Items from a dataset:
=====
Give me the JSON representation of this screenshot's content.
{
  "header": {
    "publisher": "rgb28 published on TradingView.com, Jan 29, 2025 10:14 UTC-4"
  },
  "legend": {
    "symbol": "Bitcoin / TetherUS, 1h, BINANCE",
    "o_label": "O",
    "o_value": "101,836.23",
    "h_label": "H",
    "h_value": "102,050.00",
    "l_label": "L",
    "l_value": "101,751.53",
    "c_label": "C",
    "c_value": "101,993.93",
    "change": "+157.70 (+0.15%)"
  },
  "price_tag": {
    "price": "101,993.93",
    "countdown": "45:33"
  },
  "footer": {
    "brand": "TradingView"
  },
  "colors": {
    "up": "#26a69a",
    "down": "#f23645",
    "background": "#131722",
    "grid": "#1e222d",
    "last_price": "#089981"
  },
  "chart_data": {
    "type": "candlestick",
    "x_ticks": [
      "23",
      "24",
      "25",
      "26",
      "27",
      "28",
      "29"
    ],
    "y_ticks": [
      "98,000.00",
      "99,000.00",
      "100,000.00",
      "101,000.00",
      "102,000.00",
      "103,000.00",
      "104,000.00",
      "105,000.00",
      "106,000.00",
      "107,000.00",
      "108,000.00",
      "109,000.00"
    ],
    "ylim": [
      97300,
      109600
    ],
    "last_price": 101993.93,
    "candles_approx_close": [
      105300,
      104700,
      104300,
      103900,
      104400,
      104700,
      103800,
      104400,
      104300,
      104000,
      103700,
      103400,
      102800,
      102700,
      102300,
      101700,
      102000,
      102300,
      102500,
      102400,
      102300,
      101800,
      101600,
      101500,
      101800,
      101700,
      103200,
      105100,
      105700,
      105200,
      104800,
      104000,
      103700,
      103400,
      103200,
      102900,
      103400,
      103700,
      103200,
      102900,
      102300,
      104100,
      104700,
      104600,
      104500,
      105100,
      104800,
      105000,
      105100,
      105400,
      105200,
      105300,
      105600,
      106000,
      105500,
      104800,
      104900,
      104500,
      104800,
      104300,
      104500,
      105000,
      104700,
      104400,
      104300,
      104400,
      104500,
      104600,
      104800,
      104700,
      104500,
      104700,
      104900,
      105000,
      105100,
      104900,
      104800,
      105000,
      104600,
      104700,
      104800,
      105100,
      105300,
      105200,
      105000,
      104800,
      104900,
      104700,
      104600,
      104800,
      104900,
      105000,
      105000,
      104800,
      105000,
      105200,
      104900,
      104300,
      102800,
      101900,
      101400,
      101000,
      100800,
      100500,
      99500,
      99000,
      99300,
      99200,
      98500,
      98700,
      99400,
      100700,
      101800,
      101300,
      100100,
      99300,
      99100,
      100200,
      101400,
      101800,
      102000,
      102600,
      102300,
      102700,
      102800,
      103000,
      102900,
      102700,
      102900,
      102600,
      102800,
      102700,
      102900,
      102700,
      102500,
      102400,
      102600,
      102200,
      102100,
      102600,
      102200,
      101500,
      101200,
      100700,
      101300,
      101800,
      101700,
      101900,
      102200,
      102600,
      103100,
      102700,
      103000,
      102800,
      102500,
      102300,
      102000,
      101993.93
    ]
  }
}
=====
Goal
Reproduce the entries above in full by retyping them exactly.

Finished task
Give me the JSON representation of this screenshot's content.
{
  "header": {
    "publisher": "rgb28 published on TradingView.com, Jan 29, 2025 10:14 UTC-4"
  },
  "legend": {
    "symbol": "Bitcoin / TetherUS, 1h, BINANCE",
    "o_label": "O",
    "o_value": "101,836.23",
    "h_label": "H",
    "h_value": "102,050.00",
    "l_label": "L",
    "l_value": "101,751.53",
    "c_label": "C",
    "c_value": "101,993.93",
    "change": "+157.70 (+0.15%)"
  },
  "price_tag": {
    "price": "101,993.93",
    "countdown": "45:33"
  },
  "footer": {
    "brand": "TradingView"
  },
  "colors": {
    "up": "#26a69a",
    "down": "#f23645",
    "background": "#131722",
    "grid": "#1e222d",
    "last_price": "#089981"
  },
  "chart_data": {
    "type": "candlestick",
    "x_ticks": [
      "23",
      "24",
      "25",
      "26",
      "27",
      "28",
      "29"
    ],
    "y_ticks": [
      "98,000.00",
      "99,000.00",
      "100,000.00",
      "101,000.00",
      "102,000.00",
      "103,000.00",
      "104,000.00",
      "105,000.00",
      "106,000.00",
      "107,000.00",
      "108,000.00",
      "109,000.00"
    ],
    "ylim": [
      97300,
      109600
    ],
    "last_price": 101993.93,
    "candles_approx_close": [
      105300,
      104700,
      104300,
      103900,
      104400,
      104700,
      103800,
      104400,
      104300,
      104000,
      103700,
      103400,
      102800,
      102700,
      102300,
      101700,
      102000,
      102300,
      102500,
      102400,
      102300,
      101800,
      101600,
      101500,
      101800,
      101700,
      103200,
      105100,
      105700,
      105200,
      104800,
      104000,
      103700,
      103400,
      103200,
      102900,
      103400,
      103700,
      103200,
      102900,
      102300,
      104100,
      104700,
      104600,
      104500,
      105100,
      104800,
      105000,
      105100,
      105400,
      105200,
      105300,
      105600,
      106000,
      105500,
      104800,
      104900,
      104500,
      104800,
      104300,
      104500,
      105000,
      104700,
      104400,
      104300,
      104400,
      104500,
      104600,
      104800,
      104700,
      104500,
      104700,
      104900,
      105000,
      105100,
      104900,
      104800,
      105000,
      104600,
      104700,
      104800,
      105100,
      105300,
      105200,
      105000,
      104800,
      104900,
      104700,
      104600,
      104800,
      104900,
      105000,
      105000,
      104800,
      105000,
      105200,
      104900,
      104300,
      102800,
      101900,
      101400,
      101000,
      100800,
      100500,
      99500,
      99000,
      99300,
      99200,
      98500,
      98700,
      99400,
      100700,
      101800,
      101300,
      100100,
      99300,
      99100,
      100200,
      101400,
      101800,
      102000,
      102600,
      102300,
      102700,
      102800,
      103000,
      102900,
      102700,
      102900,
      102600,
      102800,
      102700,
      102900,
      102700,
      102500,
      102400,
      102600,
      102200,
      102100,
      102600,
      102200,
      101500,
      101200,
      100700,
      101300,
      101800,
      101700,
      101900,
      102200,
      102600,
      103100,
      102700,
      103000,
      102800,
      102500,
      102300,
      102000,
      101993.93
    ]
  }
}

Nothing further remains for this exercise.